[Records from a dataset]
● ● ● ●

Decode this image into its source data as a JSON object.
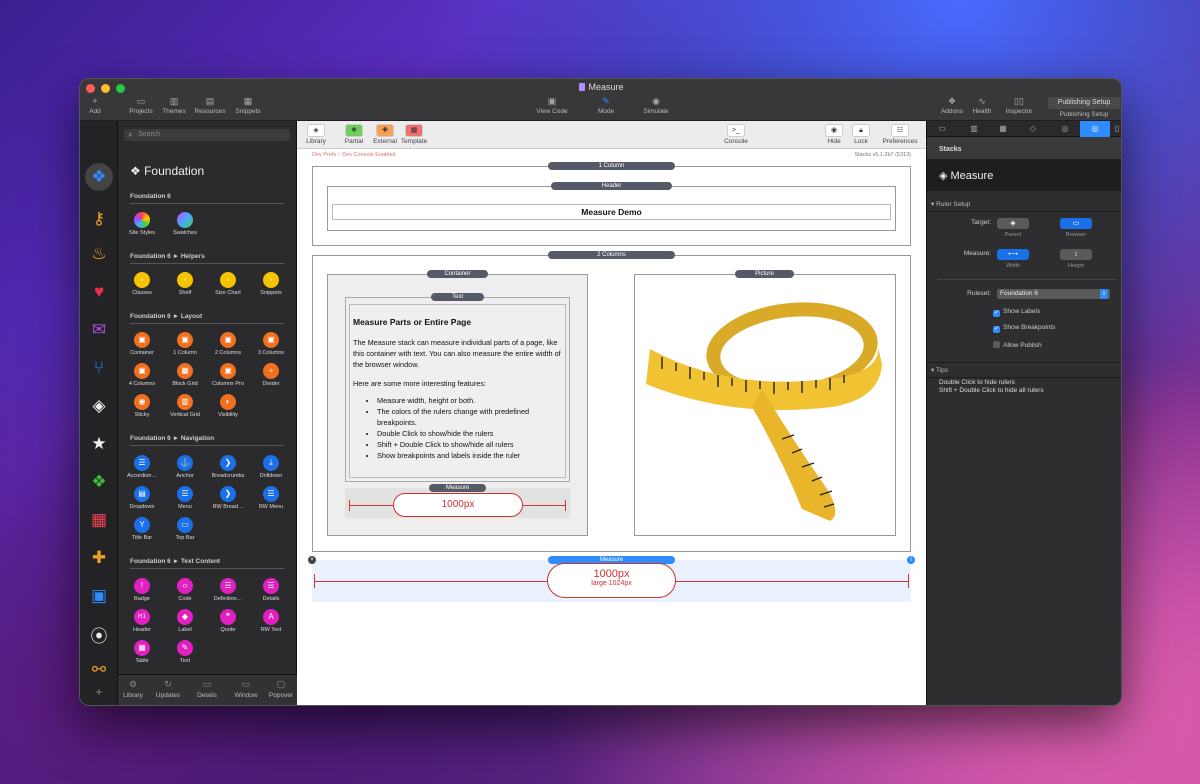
{
  "window": {
    "title": "Measure"
  },
  "toolbar": {
    "add": "Add",
    "projects": "Projects",
    "themes": "Themes",
    "resources": "Resources",
    "snippets": "Snippets",
    "view_code": "View Code",
    "mode": "Mode",
    "simulate": "Simulate",
    "addons": "Addons",
    "health": "Health",
    "inspector": "Inspector",
    "publishing_setup": "Publishing Setup"
  },
  "library": {
    "search_placeholder": "Search",
    "title": "Foundation",
    "sections": [
      {
        "name": "Foundation 6",
        "items": [
          "Site Styles",
          "Swatches"
        ]
      },
      {
        "name": "Foundation 6 ► Helpers",
        "items": [
          "Classes",
          "Shelf",
          "Size Chart",
          "Snippets"
        ]
      },
      {
        "name": "Foundation 6 ► Layout",
        "items": [
          "Container",
          "1 Column",
          "2 Columns",
          "3 Columns",
          "4 Columns",
          "Block Grid",
          "Columns Pro",
          "Divider",
          "Sticky",
          "Vertical Grid",
          "Visibility"
        ]
      },
      {
        "name": "Foundation 6 ► Navigation",
        "items": [
          "Accordion…",
          "Anchor",
          "Breadcrumbs",
          "Drilldown",
          "Dropdown",
          "Menu",
          "RW Bread…",
          "RW Menu",
          "Title Bar",
          "Top Bar"
        ]
      },
      {
        "name": "Foundation 6 ► Text Content",
        "items": [
          "Badge",
          "Code",
          "Definition…",
          "Details",
          "Header",
          "Label",
          "Quote",
          "RW Text",
          "Table",
          "Text"
        ]
      }
    ],
    "bottom": [
      "Library",
      "Updates",
      "Details",
      "Window",
      "Popover"
    ]
  },
  "canvas_toolbar": {
    "library": "Library",
    "partial": "Partial",
    "external": "External",
    "template": "Template",
    "console": "Console",
    "hide": "Hide",
    "lock": "Lock",
    "preferences": "Preferences"
  },
  "canvas": {
    "dev_prefs": "Dev Prefs :: Dev Console Enabled",
    "stacks_version": "Stacks v5.1.2b7 (5313)",
    "one_column": "1 Column",
    "header": "Header",
    "demo_title": "Measure Demo",
    "two_columns": "2 Columns",
    "container": "Container",
    "picture": "Picture",
    "text": "Text",
    "heading": "Measure Parts or Entire Page",
    "para1": "The Measure stack can measure individual parts of a page, like this container with text. You can also measure the entire width of the browser window.",
    "para2": "Here are some more interesting features:",
    "bullets": [
      "Measure width, height or both.",
      "The colors of the rulers change with predefined breakpoints.",
      "Double Click to show/hide the rulers",
      "Shift + Double Click to show/hide all rulers",
      "Show breakpoints and labels inside the ruler"
    ],
    "measure_label": "Measure",
    "inner_measure_value": "1000px",
    "outer_measure_value": "1000px",
    "outer_measure_sub": "large 1024px"
  },
  "inspector": {
    "panel": "Stacks",
    "title": "Measure",
    "ruler_setup": "Ruler Setup",
    "target_label": "Target:",
    "target_parent": "Parent",
    "target_browser": "Browser",
    "measure_label": "Measure:",
    "measure_width": "Width",
    "measure_height": "Height",
    "ruleset_label": "Ruleset:",
    "ruleset_value": "Foundation 6",
    "show_labels": "Show Labels",
    "show_breakpoints": "Show Breakpoints",
    "allow_publish": "Allow Publish",
    "tips": "Tips",
    "tip1": "Double Click to hide rulers",
    "tip2": "Shift + Double Click to hide all rulers"
  }
}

● ● ● ●

• Directions for this task: From the listing, copy each line containing the word "name".

• Solution for this problem:
        "name": "Foundation 6",
        "name": "Foundation 6 ► Helpers",
        "name": "Foundation 6 ► Layout",
        "name": "Foundation 6 ► Navigation",
        "name": "Foundation 6 ► Text Content",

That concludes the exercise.